===== Material to process

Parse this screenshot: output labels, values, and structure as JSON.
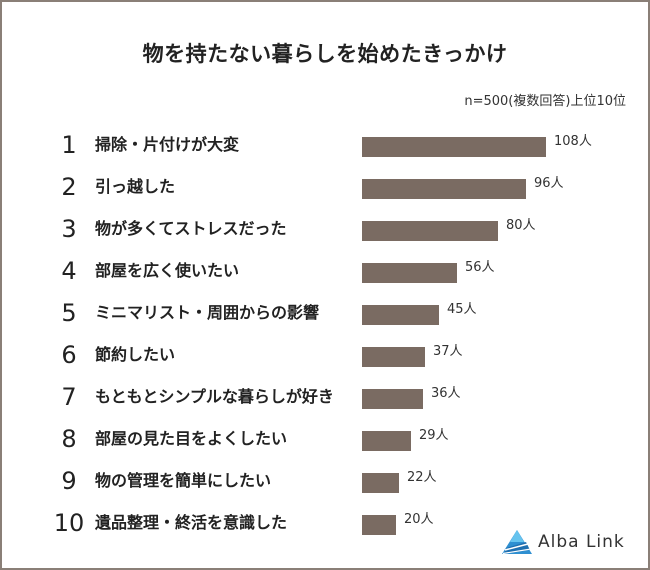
{
  "chart_data": {
    "type": "bar",
    "title": "物を持たない暮らしを始めたきっかけ",
    "note": "n=500(複数回答)上位10位",
    "unit": "人",
    "ranks": [
      "1",
      "2",
      "3",
      "4",
      "5",
      "6",
      "7",
      "8",
      "9",
      "10"
    ],
    "categories": [
      "掃除・片付けが大変",
      "引っ越した",
      "物が多くてストレスだった",
      "部屋を広く使いたい",
      "ミニマリスト・周囲からの影響",
      "節約したい",
      "もともとシンプルな暮らしが好き",
      "部屋の見た目をよくしたい",
      "物の管理を簡単にしたい",
      "遺品整理・終活を意識した"
    ],
    "values": [
      108,
      96,
      80,
      56,
      45,
      37,
      36,
      29,
      22,
      20
    ],
    "value_labels": [
      "108人",
      "96人",
      "80人",
      "56人",
      "45人",
      "37人",
      "36人",
      "29人",
      "22人",
      "20人"
    ],
    "bar_color": "#7a6b62"
  },
  "logo": {
    "text": "Alba Link"
  }
}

==========

Transcribe the material exactly, and leave out whatever pictures it holds.

Parse this screenshot: output labels, values, and structure as JSON.
{
  "chart_data": {
    "type": "bar",
    "title": "物を持たない暮らしを始めたきっかけ",
    "note": "n=500(複数回答)上位10位",
    "unit": "人",
    "ranks": [
      "1",
      "2",
      "3",
      "4",
      "5",
      "6",
      "7",
      "8",
      "9",
      "10"
    ],
    "categories": [
      "掃除・片付けが大変",
      "引っ越した",
      "物が多くてストレスだった",
      "部屋を広く使いたい",
      "ミニマリスト・周囲からの影響",
      "節約したい",
      "もともとシンプルな暮らしが好き",
      "部屋の見た目をよくしたい",
      "物の管理を簡単にしたい",
      "遺品整理・終活を意識した"
    ],
    "values": [
      108,
      96,
      80,
      56,
      45,
      37,
      36,
      29,
      22,
      20
    ],
    "value_labels": [
      "108人",
      "96人",
      "80人",
      "56人",
      "45人",
      "37人",
      "36人",
      "29人",
      "22人",
      "20人"
    ],
    "bar_color": "#7a6b62"
  },
  "logo": {
    "text": "Alba Link"
  }
}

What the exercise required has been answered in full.